-- begin TASK MATERIAL --

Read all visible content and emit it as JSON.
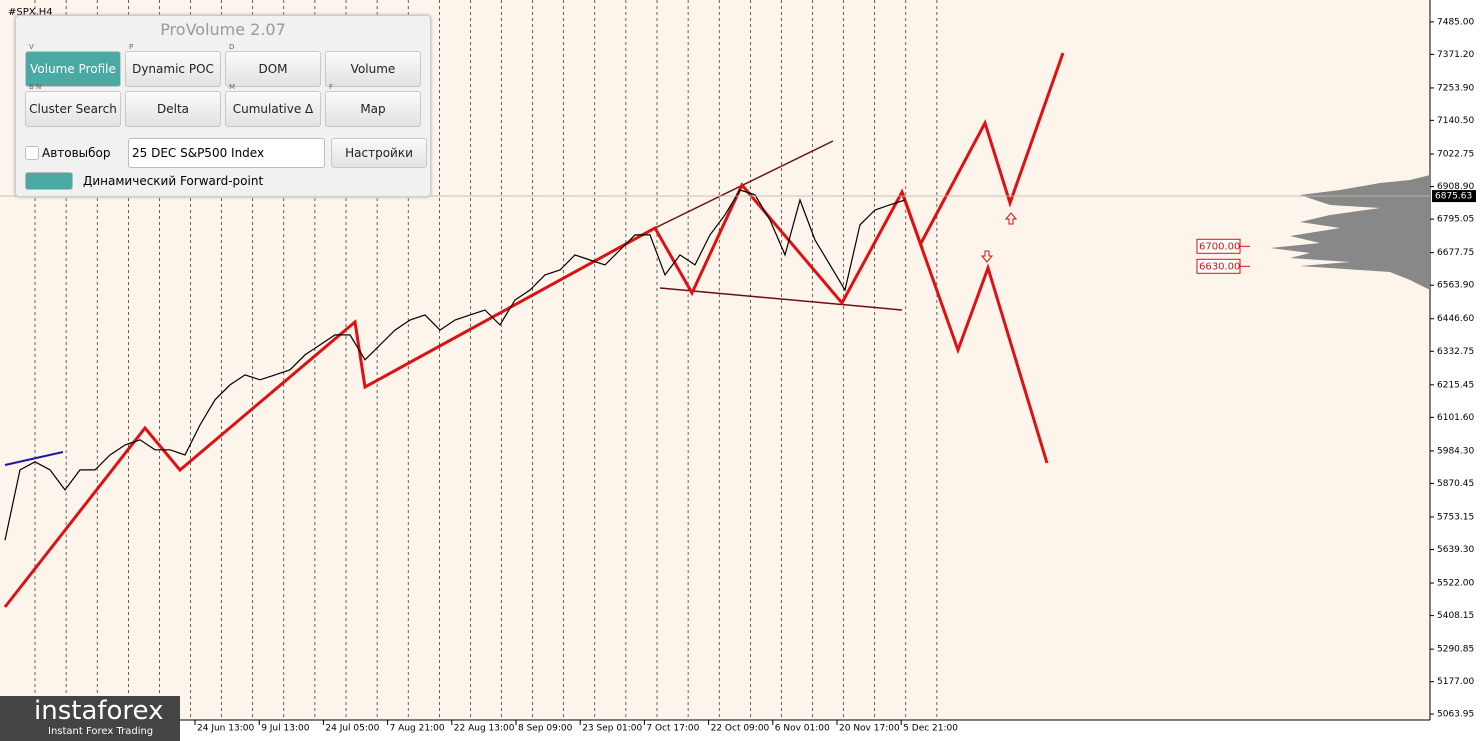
{
  "chart_data": {
    "type": "line",
    "title": "#SPX,H4",
    "series": [
      {
        "name": "SPX",
        "color": "#000000",
        "values": [
          5672,
          5918,
          5946,
          5918,
          5848,
          5918,
          5918,
          5970,
          6005,
          6023,
          5988,
          5988,
          5970,
          6075,
          6163,
          6215,
          6250,
          6233,
          6250,
          6268,
          6320,
          6355,
          6390,
          6390,
          6303,
          6355,
          6407,
          6442,
          6460,
          6407,
          6442,
          6460,
          6477,
          6425,
          6512,
          6547,
          6600,
          6617,
          6670,
          6652,
          6635,
          6687,
          6740,
          6740,
          6600,
          6670,
          6635,
          6740,
          6810,
          6897,
          6880,
          6792,
          6670,
          6862,
          6722,
          6635,
          6547,
          6775,
          6827,
          6845,
          6862
        ]
      }
    ],
    "x_labels": [
      "24 Jun 13:00",
      "9 Jul 13:00",
      "24 Jul 05:00",
      "7 Aug 21:00",
      "22 Aug 13:00",
      "8 Sep 09:00",
      "23 Sep 01:00",
      "7 Oct 17:00",
      "22 Oct 09:00",
      "6 Nov 01:00",
      "20 Nov 17:00",
      "5 Dec 21:00"
    ],
    "ylim": [
      5043,
      7544
    ],
    "yticks": [
      {
        "value": 7485,
        "label": "7485.00"
      },
      {
        "value": 7371.2,
        "label": "7371.20"
      },
      {
        "value": 7253.9,
        "label": "7253.90"
      },
      {
        "value": 7140.5,
        "label": "7140.50"
      },
      {
        "value": 7022.75,
        "label": "7022.75"
      },
      {
        "value": 6908.9,
        "label": "6908.90"
      },
      {
        "value": 6795.05,
        "label": "6795.05"
      },
      {
        "value": 6677.75,
        "label": "6677.75"
      },
      {
        "value": 6563.9,
        "label": "6563.90"
      },
      {
        "value": 6446.6,
        "label": "6446.60"
      },
      {
        "value": 6332.75,
        "label": "6332.75"
      },
      {
        "value": 6215.45,
        "label": "6215.45"
      },
      {
        "value": 6101.6,
        "label": "6101.60"
      },
      {
        "value": 5984.3,
        "label": "5984.30"
      },
      {
        "value": 5870.45,
        "label": "5870.45"
      },
      {
        "value": 5753.15,
        "label": "5753.15"
      },
      {
        "value": 5639.3,
        "label": "5639.30"
      },
      {
        "value": 5522,
        "label": "5522.00"
      },
      {
        "value": 5408.15,
        "label": "5408.15"
      },
      {
        "value": 5290.85,
        "label": "5290.85"
      },
      {
        "value": 5177,
        "label": "5177.00"
      },
      {
        "value": 5063.95,
        "label": "5063.95"
      }
    ],
    "last_price": 6875.63,
    "levels": [
      {
        "value": 6700,
        "label": "6700.00"
      },
      {
        "value": 6630,
        "label": "6630.00"
      }
    ]
  },
  "panel": {
    "title": "ProVolume 2.07",
    "buttons": [
      {
        "key": "V",
        "label": "Volume Profile"
      },
      {
        "key": "P",
        "label": "Dynamic POC"
      },
      {
        "key": "D",
        "label": "DOM"
      },
      {
        "key": "",
        "label": "Volume"
      },
      {
        "key": "B N",
        "label": "Cluster Search"
      },
      {
        "key": "",
        "label": "Delta"
      },
      {
        "key": "M",
        "label": "Cumulative Δ"
      },
      {
        "key": "F",
        "label": "Map"
      }
    ],
    "autoselect": "Автовыбор",
    "instrument": "25 DEC S&P500 Index",
    "settings": "Настройки",
    "forward": "Динамический Forward-point"
  },
  "logo": {
    "name": "instaforex",
    "tagline": "Instant Forex Trading"
  }
}
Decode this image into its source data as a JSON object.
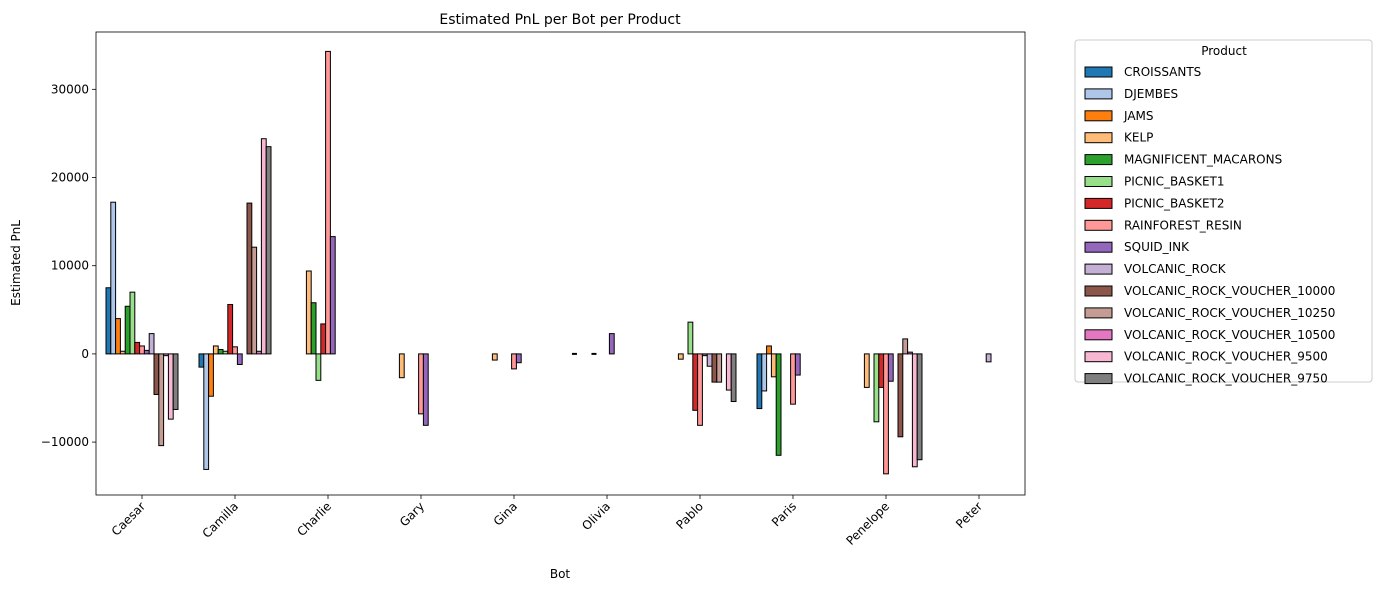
{
  "chart_data": {
    "type": "bar",
    "title": "Estimated PnL per Bot per Product",
    "xlabel": "Bot",
    "ylabel": "Estimated PnL",
    "ylim": [
      -16000,
      36500
    ],
    "yticks": [
      -10000,
      0,
      10000,
      20000,
      30000
    ],
    "ytick_labels": [
      "−10000",
      "0",
      "10000",
      "20000",
      "30000"
    ],
    "grid": false,
    "legend": {
      "title": "Product",
      "placement": "outside-right"
    },
    "categories": [
      "Caesar",
      "Camilla",
      "Charlie",
      "Gary",
      "Gina",
      "Olivia",
      "Pablo",
      "Paris",
      "Penelope",
      "Peter"
    ],
    "series": [
      {
        "name": "CROISSANTS",
        "color": "#1f77b4",
        "values": [
          7500,
          -1500,
          0,
          0,
          0,
          0,
          0,
          -6200,
          0,
          0
        ]
      },
      {
        "name": "DJEMBES",
        "color": "#aec7e8",
        "values": [
          17200,
          -13100,
          0,
          0,
          0,
          0,
          0,
          -4200,
          0,
          0
        ]
      },
      {
        "name": "JAMS",
        "color": "#ff7f0e",
        "values": [
          4000,
          -4800,
          0,
          0,
          0,
          0,
          0,
          900,
          0,
          0
        ]
      },
      {
        "name": "KELP",
        "color": "#ffbb78",
        "values": [
          300,
          900,
          9400,
          -2700,
          -700,
          0,
          -600,
          -2600,
          -3800,
          0
        ]
      },
      {
        "name": "MAGNIFICENT_MACARONS",
        "color": "#2ca02c",
        "values": [
          5400,
          500,
          5800,
          0,
          0,
          0,
          0,
          -11500,
          0,
          0
        ]
      },
      {
        "name": "PICNIC_BASKET1",
        "color": "#98df8a",
        "values": [
          7000,
          300,
          -3000,
          0,
          0,
          0,
          3600,
          0,
          -7700,
          0
        ]
      },
      {
        "name": "PICNIC_BASKET2",
        "color": "#d62728",
        "values": [
          1300,
          5600,
          3400,
          0,
          0,
          0,
          -6400,
          0,
          -3800,
          0
        ]
      },
      {
        "name": "RAINFOREST_RESIN",
        "color": "#ff9896",
        "values": [
          900,
          800,
          34300,
          -6800,
          -1700,
          0,
          -8100,
          -5700,
          -13600,
          0
        ]
      },
      {
        "name": "SQUID_INK",
        "color": "#9467bd",
        "values": [
          400,
          -1200,
          13300,
          -8100,
          -1000,
          2300,
          -200,
          -2400,
          -3100,
          0
        ]
      },
      {
        "name": "VOLCANIC_ROCK",
        "color": "#c5b0d5",
        "values": [
          2300,
          0,
          0,
          0,
          0,
          0,
          -1400,
          0,
          0,
          -900
        ]
      },
      {
        "name": "VOLCANIC_ROCK_VOUCHER_10000",
        "color": "#8c564b",
        "values": [
          -4600,
          17100,
          0,
          0,
          0,
          0,
          -3200,
          0,
          -9400,
          0
        ]
      },
      {
        "name": "VOLCANIC_ROCK_VOUCHER_10250",
        "color": "#c49c94",
        "values": [
          -10400,
          12100,
          0,
          0,
          0,
          0,
          -3200,
          0,
          1700,
          0
        ]
      },
      {
        "name": "VOLCANIC_ROCK_VOUCHER_10500",
        "color": "#e377c2",
        "values": [
          -200,
          300,
          0,
          0,
          0,
          0,
          0,
          0,
          200,
          0
        ]
      },
      {
        "name": "VOLCANIC_ROCK_VOUCHER_9500",
        "color": "#f7b6d2",
        "values": [
          -7400,
          24400,
          0,
          0,
          0,
          0,
          -4100,
          0,
          -12800,
          0
        ]
      },
      {
        "name": "VOLCANIC_ROCK_VOUCHER_9750",
        "color": "#7f7f7f",
        "values": [
          -6300,
          23500,
          0,
          0,
          0,
          0,
          -5400,
          0,
          -12000,
          0
        ]
      }
    ],
    "zero_markers": {
      "category": "Olivia",
      "offsets": [
        -0.35,
        -0.14
      ]
    }
  }
}
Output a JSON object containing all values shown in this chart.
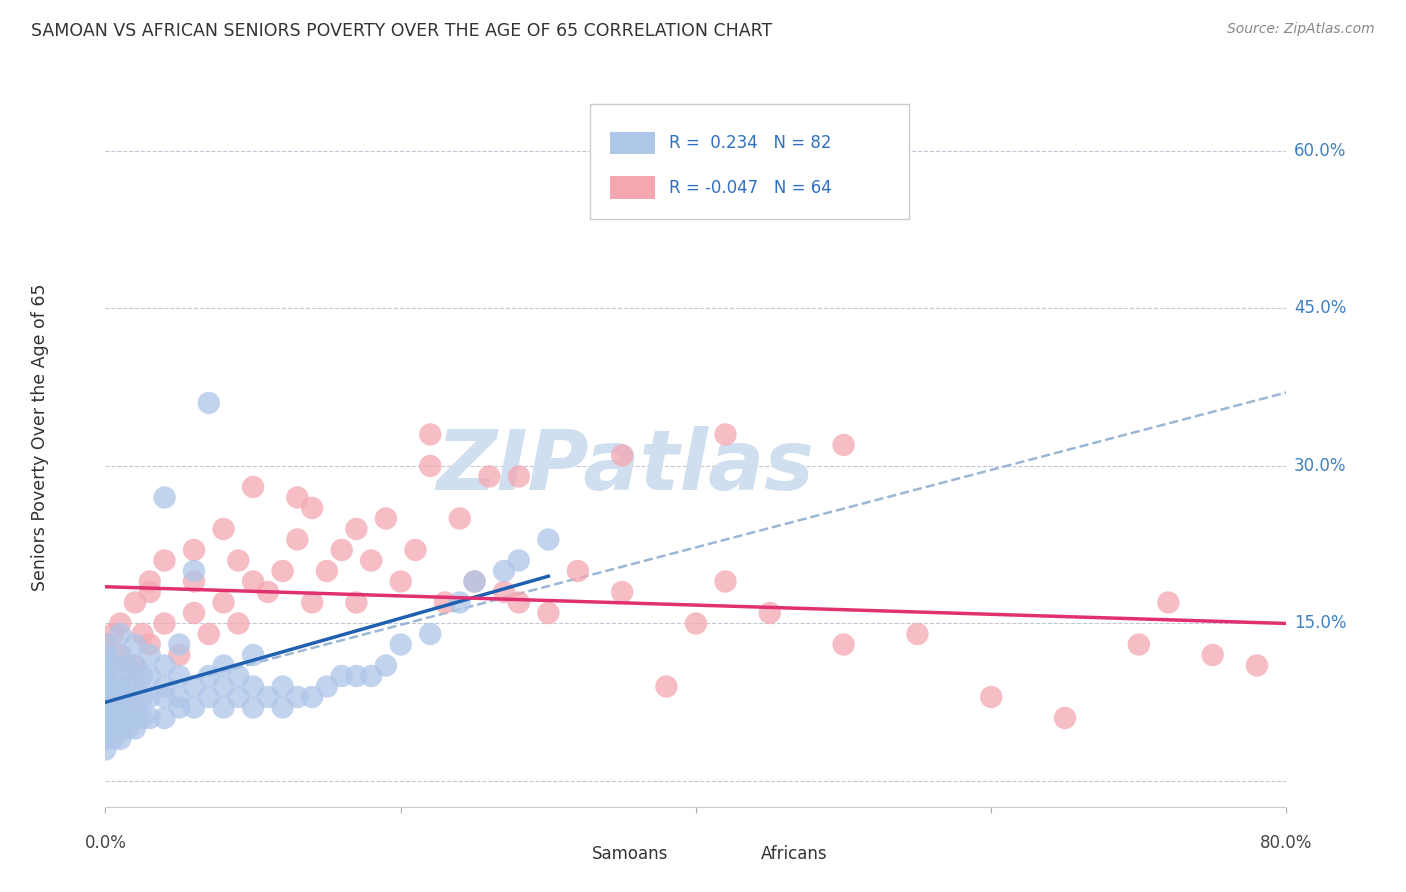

-- end TASK MATERIAL --

*SET EXERCISE*. Without including the pictures, return each record above exactly as it stands.

*RESULT OF THIS EXERCISE*.
Read all visible content and emit it as JSON.
{
  "chart_data": {
    "type": "line",
    "title": "#SPX,H4",
    "series": [
      {
        "name": "SPX",
        "color": "#000000",
        "values": [
          5672,
          5918,
          5946,
          5918,
          5848,
          5918,
          5918,
          5970,
          6005,
          6023,
          5988,
          5988,
          5970,
          6075,
          6163,
          6215,
          6250,
          6233,
          6250,
          6268,
          6320,
          6355,
          6390,
          6390,
          6303,
          6355,
          6407,
          6442,
          6460,
          6407,
          6442,
          6460,
          6477,
          6425,
          6512,
          6547,
          6600,
          6617,
          6670,
          6652,
          6635,
          6687,
          6740,
          6740,
          6600,
          6670,
          6635,
          6740,
          6810,
          6897,
          6880,
          6792,
          6670,
          6862,
          6722,
          6635,
          6547,
          6775,
          6827,
          6845,
          6862
        ]
      }
    ],
    "x_labels": [
      "24 Jun 13:00",
      "9 Jul 13:00",
      "24 Jul 05:00",
      "7 Aug 21:00",
      "22 Aug 13:00",
      "8 Sep 09:00",
      "23 Sep 01:00",
      "7 Oct 17:00",
      "22 Oct 09:00",
      "6 Nov 01:00",
      "20 Nov 17:00",
      "5 Dec 21:00"
    ],
    "ylim": [
      5043,
      7544
    ],
    "yticks": [
      {
        "value": 7485,
        "label": "7485.00"
      },
      {
        "value": 7371.2,
        "label": "7371.20"
      },
      {
        "value": 7253.9,
        "label": "7253.90"
      },
      {
        "value": 7140.5,
        "label": "7140.50"
      },
      {
        "value": 7022.75,
        "label": "7022.75"
      },
      {
        "value": 6908.9,
        "label": "6908.90"
      },
      {
        "value": 6795.05,
        "label": "6795.05"
      },
      {
        "value": 6677.75,
        "label": "6677.75"
      },
      {
        "value": 6563.9,
        "label": "6563.90"
      },
      {
        "value": 6446.6,
        "label": "6446.60"
      },
      {
        "value": 6332.75,
        "label": "6332.75"
      },
      {
        "value": 6215.45,
        "label": "6215.45"
      },
      {
        "value": 6101.6,
        "label": "6101.60"
      },
      {
        "value": 5984.3,
        "label": "5984.30"
      },
      {
        "value": 5870.45,
        "label": "5870.45"
      },
      {
        "value": 5753.15,
        "label": "5753.15"
      },
      {
        "value": 5639.3,
        "label": "5639.30"
      },
      {
        "value": 5522,
        "label": "5522.00"
      },
      {
        "value": 5408.15,
        "label": "5408.15"
      },
      {
        "value": 5290.85,
        "label": "5290.85"
      },
      {
        "value": 5177,
        "label": "5177.00"
      },
      {
        "value": 5063.95,
        "label": "5063.95"
      }
    ],
    "last_price": 6875.63,
    "levels": [
      {
        "value": 6700,
        "label": "6700.00"
      },
      {
        "value": 6630,
        "label": "6630.00"
      }
    ]
  },
  "panel": {
    "title": "ProVolume 2.07",
    "buttons": [
      {
        "key": "V",
        "label": "Volume Profile"
      },
      {
        "key": "P",
        "label": "Dynamic POC"
      },
      {
        "key": "D",
        "label": "DOM"
      },
      {
        "key": "",
        "label": "Volume"
      },
      {
        "key": "B N",
        "label": "Cluster Search"
      },
      {
        "key": "",
        "label": "Delta"
      },
      {
        "key": "M",
        "label": "Cumulative Δ"
      },
      {
        "key": "F",
        "label": "Map"
      }
    ],
    "autoselect": "Автовыбор",
    "instrument": "25 DEC S&P500 Index",
    "settings": "Настройки",
    "forward": "Динамический Forward-point"
  },
  "logo": {
    "name": "instaforex",
    "tagline": "Instant Forex Trading"
  }
}
Decode this image into its source data as a JSON object.
{
  "chart_data": {
    "type": "bar",
    "title": "Estimated PnL per Bot per Product",
    "xlabel": "Bot",
    "ylabel": "Estimated PnL",
    "ylim": [
      -16000,
      36500
    ],
    "yticks": [
      -10000,
      0,
      10000,
      20000,
      30000
    ],
    "ytick_labels": [
      "−10000",
      "0",
      "10000",
      "20000",
      "30000"
    ],
    "grid": false,
    "legend": {
      "title": "Product",
      "placement": "outside-right"
    },
    "categories": [
      "Caesar",
      "Camilla",
      "Charlie",
      "Gary",
      "Gina",
      "Olivia",
      "Pablo",
      "Paris",
      "Penelope",
      "Peter"
    ],
    "series": [
      {
        "name": "CROISSANTS",
        "color": "#1f77b4",
        "values": [
          7500,
          -1500,
          0,
          0,
          0,
          0,
          0,
          -6200,
          0,
          0
        ]
      },
      {
        "name": "DJEMBES",
        "color": "#aec7e8",
        "values": [
          17200,
          -13100,
          0,
          0,
          0,
          0,
          0,
          -4200,
          0,
          0
        ]
      },
      {
        "name": "JAMS",
        "color": "#ff7f0e",
        "values": [
          4000,
          -4800,
          0,
          0,
          0,
          0,
          0,
          900,
          0,
          0
        ]
      },
      {
        "name": "KELP",
        "color": "#ffbb78",
        "values": [
          300,
          900,
          9400,
          -2700,
          -700,
          0,
          -600,
          -2600,
          -3800,
          0
        ]
      },
      {
        "name": "MAGNIFICENT_MACARONS",
        "color": "#2ca02c",
        "values": [
          5400,
          500,
          5800,
          0,
          0,
          0,
          0,
          -11500,
          0,
          0
        ]
      },
      {
        "name": "PICNIC_BASKET1",
        "color": "#98df8a",
        "values": [
          7000,
          300,
          -3000,
          0,
          0,
          0,
          3600,
          0,
          -7700,
          0
        ]
      },
      {
        "name": "PICNIC_BASKET2",
        "color": "#d62728",
        "values": [
          1300,
          5600,
          3400,
          0,
          0,
          0,
          -6400,
          0,
          -3800,
          0
        ]
      },
      {
        "name": "RAINFOREST_RESIN",
        "color": "#ff9896",
        "values": [
          900,
          800,
          34300,
          -6800,
          -1700,
          0,
          -8100,
          -5700,
          -13600,
          0
        ]
      },
      {
        "name": "SQUID_INK",
        "color": "#9467bd",
        "values": [
          400,
          -1200,
          13300,
          -8100,
          -1000,
          2300,
          -200,
          -2400,
          -3100,
          0
        ]
      },
      {
        "name": "VOLCANIC_ROCK",
        "color": "#c5b0d5",
        "values": [
          2300,
          0,
          0,
          0,
          0,
          0,
          -1400,
          0,
          0,
          -900
        ]
      },
      {
        "name": "VOLCANIC_ROCK_VOUCHER_10000",
        "color": "#8c564b",
        "values": [
          -4600,
          17100,
          0,
          0,
          0,
          0,
          -3200,
          0,
          -9400,
          0
        ]
      },
      {
        "name": "VOLCANIC_ROCK_VOUCHER_10250",
        "color": "#c49c94",
        "values": [
          -10400,
          12100,
          0,
          0,
          0,
          0,
          -3200,
          0,
          1700,
          0
        ]
      },
      {
        "name": "VOLCANIC_ROCK_VOUCHER_10500",
        "color": "#e377c2",
        "values": [
          -200,
          300,
          0,
          0,
          0,
          0,
          0,
          0,
          200,
          0
        ]
      },
      {
        "name": "VOLCANIC_ROCK_VOUCHER_9500",
        "color": "#f7b6d2",
        "values": [
          -7400,
          24400,
          0,
          0,
          0,
          0,
          -4100,
          0,
          -12800,
          0
        ]
      },
      {
        "name": "VOLCANIC_ROCK_VOUCHER_9750",
        "color": "#7f7f7f",
        "values": [
          -6300,
          23500,
          0,
          0,
          0,
          0,
          -5400,
          0,
          -12000,
          0
        ]
      }
    ],
    "zero_markers": {
      "category": "Olivia",
      "offsets": [
        -0.35,
        -0.14
      ]
    }
  }
}
Output a JSON object containing all values shown in this chart.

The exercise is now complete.